▸ **Directions for this task**: Please copy the rows below with every "volume-bar" replaced by "volume-column", leaving the rest unchanged.

▸ **Given data**:
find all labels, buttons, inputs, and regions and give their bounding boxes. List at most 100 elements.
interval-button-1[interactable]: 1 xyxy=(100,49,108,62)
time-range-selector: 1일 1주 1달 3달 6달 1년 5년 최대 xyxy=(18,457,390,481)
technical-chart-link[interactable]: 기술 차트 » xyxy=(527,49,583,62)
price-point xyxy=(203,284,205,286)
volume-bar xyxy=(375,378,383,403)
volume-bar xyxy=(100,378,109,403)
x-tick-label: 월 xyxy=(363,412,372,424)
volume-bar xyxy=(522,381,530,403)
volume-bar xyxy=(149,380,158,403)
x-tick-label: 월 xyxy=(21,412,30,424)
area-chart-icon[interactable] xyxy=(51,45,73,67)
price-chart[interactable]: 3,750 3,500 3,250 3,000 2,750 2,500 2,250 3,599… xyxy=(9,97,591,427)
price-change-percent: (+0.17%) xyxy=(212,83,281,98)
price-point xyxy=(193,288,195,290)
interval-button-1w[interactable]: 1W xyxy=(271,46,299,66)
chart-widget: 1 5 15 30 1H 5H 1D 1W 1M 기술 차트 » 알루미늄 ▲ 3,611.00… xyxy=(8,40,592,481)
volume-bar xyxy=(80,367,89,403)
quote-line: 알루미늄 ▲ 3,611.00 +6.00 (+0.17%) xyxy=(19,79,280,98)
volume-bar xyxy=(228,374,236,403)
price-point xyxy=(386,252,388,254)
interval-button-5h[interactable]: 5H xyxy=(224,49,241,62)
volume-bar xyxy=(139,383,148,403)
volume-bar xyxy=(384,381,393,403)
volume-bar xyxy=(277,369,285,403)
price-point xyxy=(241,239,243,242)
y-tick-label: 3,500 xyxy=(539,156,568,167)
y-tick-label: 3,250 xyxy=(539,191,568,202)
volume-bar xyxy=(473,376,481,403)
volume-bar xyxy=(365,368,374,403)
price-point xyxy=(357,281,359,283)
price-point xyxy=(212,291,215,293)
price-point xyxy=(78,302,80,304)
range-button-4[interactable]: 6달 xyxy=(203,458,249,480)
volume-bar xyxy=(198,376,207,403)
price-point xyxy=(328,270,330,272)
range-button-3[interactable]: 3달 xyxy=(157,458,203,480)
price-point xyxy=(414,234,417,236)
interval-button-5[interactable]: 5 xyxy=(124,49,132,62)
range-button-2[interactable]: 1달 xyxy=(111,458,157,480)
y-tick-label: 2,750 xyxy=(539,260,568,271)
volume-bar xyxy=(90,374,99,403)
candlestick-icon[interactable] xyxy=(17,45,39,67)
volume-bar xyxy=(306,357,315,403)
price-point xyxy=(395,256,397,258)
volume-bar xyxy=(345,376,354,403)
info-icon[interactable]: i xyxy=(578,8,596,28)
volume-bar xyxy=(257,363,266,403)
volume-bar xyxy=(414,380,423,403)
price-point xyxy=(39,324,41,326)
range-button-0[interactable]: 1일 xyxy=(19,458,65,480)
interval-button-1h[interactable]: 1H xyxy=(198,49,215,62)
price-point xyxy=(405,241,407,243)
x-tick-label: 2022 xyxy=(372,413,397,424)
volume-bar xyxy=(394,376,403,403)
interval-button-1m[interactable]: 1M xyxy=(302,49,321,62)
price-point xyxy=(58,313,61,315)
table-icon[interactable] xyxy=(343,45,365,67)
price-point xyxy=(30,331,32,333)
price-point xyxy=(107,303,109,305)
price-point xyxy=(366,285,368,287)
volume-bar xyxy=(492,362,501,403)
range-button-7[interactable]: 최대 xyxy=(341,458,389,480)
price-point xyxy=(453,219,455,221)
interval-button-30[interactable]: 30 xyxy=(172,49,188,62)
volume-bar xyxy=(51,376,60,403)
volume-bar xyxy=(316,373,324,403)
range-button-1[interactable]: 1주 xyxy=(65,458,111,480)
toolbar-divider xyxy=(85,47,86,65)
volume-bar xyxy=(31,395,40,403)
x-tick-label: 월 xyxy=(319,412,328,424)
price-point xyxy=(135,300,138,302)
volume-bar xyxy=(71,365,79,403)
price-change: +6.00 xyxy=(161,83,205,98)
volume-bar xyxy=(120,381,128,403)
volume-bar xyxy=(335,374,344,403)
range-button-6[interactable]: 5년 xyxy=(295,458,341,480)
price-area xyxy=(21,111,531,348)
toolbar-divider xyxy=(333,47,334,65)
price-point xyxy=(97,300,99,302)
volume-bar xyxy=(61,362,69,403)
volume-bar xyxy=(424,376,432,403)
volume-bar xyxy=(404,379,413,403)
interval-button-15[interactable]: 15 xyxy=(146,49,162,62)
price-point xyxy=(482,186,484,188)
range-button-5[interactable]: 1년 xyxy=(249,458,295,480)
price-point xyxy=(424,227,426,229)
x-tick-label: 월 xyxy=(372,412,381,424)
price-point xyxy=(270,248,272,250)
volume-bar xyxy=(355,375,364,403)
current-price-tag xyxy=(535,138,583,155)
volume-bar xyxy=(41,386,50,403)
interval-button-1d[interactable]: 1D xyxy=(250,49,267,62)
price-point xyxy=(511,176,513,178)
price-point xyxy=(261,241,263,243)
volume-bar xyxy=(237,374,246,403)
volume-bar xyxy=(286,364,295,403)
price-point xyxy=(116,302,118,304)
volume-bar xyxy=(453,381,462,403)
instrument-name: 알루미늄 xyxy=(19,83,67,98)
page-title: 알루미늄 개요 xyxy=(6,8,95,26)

▸ **Exercise output**:
find all labels, buttons, inputs, and regions and give their bounding boxes. List at most 100 elements.
interval-button-1[interactable]: 1 xyxy=(100,49,108,62)
time-range-selector: 1일 1주 1달 3달 6달 1년 5년 최대 xyxy=(18,457,390,481)
technical-chart-link[interactable]: 기술 차트 » xyxy=(527,49,583,62)
price-point xyxy=(203,284,205,286)
volume-column xyxy=(375,378,383,403)
volume-column xyxy=(100,378,109,403)
x-tick-label: 월 xyxy=(363,412,372,424)
volume-column xyxy=(522,381,530,403)
volume-column xyxy=(149,380,158,403)
x-tick-label: 월 xyxy=(21,412,30,424)
area-chart-icon[interactable] xyxy=(51,45,73,67)
price-chart[interactable]: 3,750 3,500 3,250 3,000 2,750 2,500 2,250 3,599… xyxy=(9,97,591,427)
price-change-percent: (+0.17%) xyxy=(212,83,281,98)
price-point xyxy=(193,288,195,290)
interval-button-1w[interactable]: 1W xyxy=(271,46,299,66)
chart-widget: 1 5 15 30 1H 5H 1D 1W 1M 기술 차트 » 알루미늄 ▲ 3,611.00… xyxy=(8,40,592,481)
volume-column xyxy=(80,367,89,403)
quote-line: 알루미늄 ▲ 3,611.00 +6.00 (+0.17%) xyxy=(19,79,280,98)
volume-column xyxy=(228,374,236,403)
price-point xyxy=(386,252,388,254)
interval-button-5h[interactable]: 5H xyxy=(224,49,241,62)
volume-column xyxy=(139,383,148,403)
volume-column xyxy=(384,381,393,403)
volume-column xyxy=(277,369,285,403)
price-point xyxy=(241,239,243,242)
y-tick-label: 3,500 xyxy=(539,156,568,167)
y-tick-label: 3,250 xyxy=(539,191,568,202)
volume-column xyxy=(473,376,481,403)
volume-column xyxy=(365,368,374,403)
price-point xyxy=(357,281,359,283)
price-point xyxy=(212,291,215,293)
price-point xyxy=(78,302,80,304)
range-button-4[interactable]: 6달 xyxy=(203,458,249,480)
volume-column xyxy=(198,376,207,403)
price-point xyxy=(328,270,330,272)
range-button-3[interactable]: 3달 xyxy=(157,458,203,480)
price-point xyxy=(414,234,417,236)
interval-button-5[interactable]: 5 xyxy=(124,49,132,62)
range-button-2[interactable]: 1달 xyxy=(111,458,157,480)
y-tick-label: 2,750 xyxy=(539,260,568,271)
volume-column xyxy=(90,374,99,403)
candlestick-icon[interactable] xyxy=(17,45,39,67)
volume-column xyxy=(306,357,315,403)
price-point xyxy=(395,256,397,258)
volume-column xyxy=(345,376,354,403)
info-icon[interactable]: i xyxy=(578,8,596,28)
volume-column xyxy=(257,363,266,403)
volume-column xyxy=(414,380,423,403)
price-point xyxy=(39,324,41,326)
range-button-0[interactable]: 1일 xyxy=(19,458,65,480)
interval-button-1h[interactable]: 1H xyxy=(198,49,215,62)
price-point xyxy=(405,241,407,243)
x-tick-label: 2022 xyxy=(372,413,397,424)
volume-column xyxy=(394,376,403,403)
interval-button-1m[interactable]: 1M xyxy=(302,49,321,62)
price-point xyxy=(58,313,61,315)
table-icon[interactable] xyxy=(343,45,365,67)
price-point xyxy=(30,331,32,333)
price-point xyxy=(107,303,109,305)
price-point xyxy=(366,285,368,287)
volume-column xyxy=(492,362,501,403)
range-button-7[interactable]: 최대 xyxy=(341,458,389,480)
price-point xyxy=(453,219,455,221)
interval-button-30[interactable]: 30 xyxy=(172,49,188,62)
volume-column xyxy=(51,376,60,403)
volume-column xyxy=(316,373,324,403)
range-button-1[interactable]: 1주 xyxy=(65,458,111,480)
toolbar-divider xyxy=(85,47,86,65)
volume-column xyxy=(31,395,40,403)
x-tick-label: 월 xyxy=(319,412,328,424)
price-point xyxy=(135,300,138,302)
volume-column xyxy=(71,365,79,403)
price-change: +6.00 xyxy=(161,83,205,98)
volume-column xyxy=(120,381,128,403)
volume-column xyxy=(335,374,344,403)
range-button-6[interactable]: 5년 xyxy=(295,458,341,480)
price-area xyxy=(21,111,531,348)
toolbar-divider xyxy=(333,47,334,65)
price-point xyxy=(97,300,99,302)
volume-column xyxy=(61,362,69,403)
volume-column xyxy=(424,376,432,403)
volume-column xyxy=(404,379,413,403)
interval-button-15[interactable]: 15 xyxy=(146,49,162,62)
price-point xyxy=(482,186,484,188)
range-button-5[interactable]: 1년 xyxy=(249,458,295,480)
price-point xyxy=(424,227,426,229)
x-tick-label: 월 xyxy=(372,412,381,424)
price-point xyxy=(270,248,272,250)
volume-column xyxy=(355,375,364,403)
current-price-tag xyxy=(535,138,583,155)
volume-column xyxy=(41,386,50,403)
interval-button-1d[interactable]: 1D xyxy=(250,49,267,62)
price-point xyxy=(511,176,513,178)
price-point xyxy=(261,241,263,243)
volume-column xyxy=(237,374,246,403)
volume-column xyxy=(286,364,295,403)
price-point xyxy=(116,302,118,304)
volume-column xyxy=(453,381,462,403)
instrument-name: 알루미늄 xyxy=(19,83,67,98)
page-title: 알루미늄 개요 xyxy=(6,8,95,26)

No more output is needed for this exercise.